== Written instruction 1 ==
In the excerpt on Moody's bank ratings, by when does Moody's expect to conclude its bank rating reviews?
== Written instruction 2 ==
Copy the excerpt on Moody's bank ratings word for word from "The Moody’s official" up to and including "by early May.".

The Moody’s official declined to be identified as he wasn’t authorized to comment publicly. Moody’s said on April 13 that it would begin downgrading banks, including BNP Paribas SA, France’s biggest lender, Germany’s Deutsche Bank AG and New York-based JPMorgan and Morgan Stanley, by early May.

Today, Moody’s spokeswoman Kirsten Knight said the firm’s schedule for “concluding bank rating reviews” hadn’t changed. “Moody’s expects to conclude the reviews by the end of June,” she said in an e-mailed statement. Moody’s declined to elaborate beyond the statement or comment on when the first downgrade would occur.

It’s the second time Moody’s has delayed publishing details of the downgrades in a month. Any ratings cuts could push up bank funding costs, heaping further misery on the industry as the boost that followed the European Central Bank’s cash injections in December and February wears off and policy makers struggle to extinguish the sovereign-debt crisis.

Moody’s is overhauling the way it rates European banks and firms with global securities operations to reflect the adverse effects of the sovereign-debt crisis, dwindling economic growth and the latest round of capital rules set by the Basel Committee on Banking Supervision.

Shares Tumble

JPMorgan announced last week it was facing losses of $2 billion related to derivatives trading, while Spain’s government nationalized Bankia SA and forced lenders to increase provisions against real estate loans by 30 billion euros. The 43-member Bloomberg Europe 500 Banks and Financial Services Index sank 3.3 percent today on concern Greece’s political quagmire makes a euro exit for the nation more likely.

== Provided information ==
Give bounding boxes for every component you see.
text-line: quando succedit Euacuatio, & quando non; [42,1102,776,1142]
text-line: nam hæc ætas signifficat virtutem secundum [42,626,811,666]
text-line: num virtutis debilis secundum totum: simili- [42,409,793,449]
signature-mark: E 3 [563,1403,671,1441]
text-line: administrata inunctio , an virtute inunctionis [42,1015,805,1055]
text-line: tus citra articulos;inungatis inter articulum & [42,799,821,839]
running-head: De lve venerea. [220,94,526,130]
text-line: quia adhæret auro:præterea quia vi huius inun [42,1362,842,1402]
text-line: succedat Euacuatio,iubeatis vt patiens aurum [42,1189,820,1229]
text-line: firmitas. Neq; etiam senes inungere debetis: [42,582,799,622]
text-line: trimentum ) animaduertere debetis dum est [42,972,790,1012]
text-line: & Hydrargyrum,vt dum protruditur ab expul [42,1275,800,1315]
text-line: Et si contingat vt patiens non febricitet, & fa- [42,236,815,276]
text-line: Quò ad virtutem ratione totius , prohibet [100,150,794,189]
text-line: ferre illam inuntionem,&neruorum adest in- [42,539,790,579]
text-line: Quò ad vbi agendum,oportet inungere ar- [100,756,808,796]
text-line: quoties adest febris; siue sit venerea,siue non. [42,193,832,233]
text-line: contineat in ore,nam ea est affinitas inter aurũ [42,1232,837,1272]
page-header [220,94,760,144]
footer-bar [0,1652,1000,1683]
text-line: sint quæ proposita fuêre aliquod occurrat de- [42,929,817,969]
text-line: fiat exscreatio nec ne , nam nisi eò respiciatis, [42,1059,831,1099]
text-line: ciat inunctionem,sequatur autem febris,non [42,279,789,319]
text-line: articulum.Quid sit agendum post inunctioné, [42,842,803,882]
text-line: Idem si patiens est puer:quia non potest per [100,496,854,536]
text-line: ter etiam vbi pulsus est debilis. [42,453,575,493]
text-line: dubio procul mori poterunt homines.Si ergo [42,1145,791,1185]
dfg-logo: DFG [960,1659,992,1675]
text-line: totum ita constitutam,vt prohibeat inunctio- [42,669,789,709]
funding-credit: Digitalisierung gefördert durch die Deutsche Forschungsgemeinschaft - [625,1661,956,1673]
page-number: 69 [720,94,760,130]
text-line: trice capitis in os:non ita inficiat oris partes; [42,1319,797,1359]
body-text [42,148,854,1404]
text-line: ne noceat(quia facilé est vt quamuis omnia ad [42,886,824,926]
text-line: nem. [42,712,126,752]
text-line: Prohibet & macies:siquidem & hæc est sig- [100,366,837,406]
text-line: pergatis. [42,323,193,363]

== Worked solution 1 ==
By the end of June.

== Worked solution 2 ==
The Moody’s official declined to be identified as he wasn’t authorized to comment publicly. Moody’s said on April 13 that it would begin downgrading banks, including BNP Paribas SA, France’s biggest lender, Germany’s Deutsche Bank AG and New York-based JPMorgan and Morgan Stanley, by early May.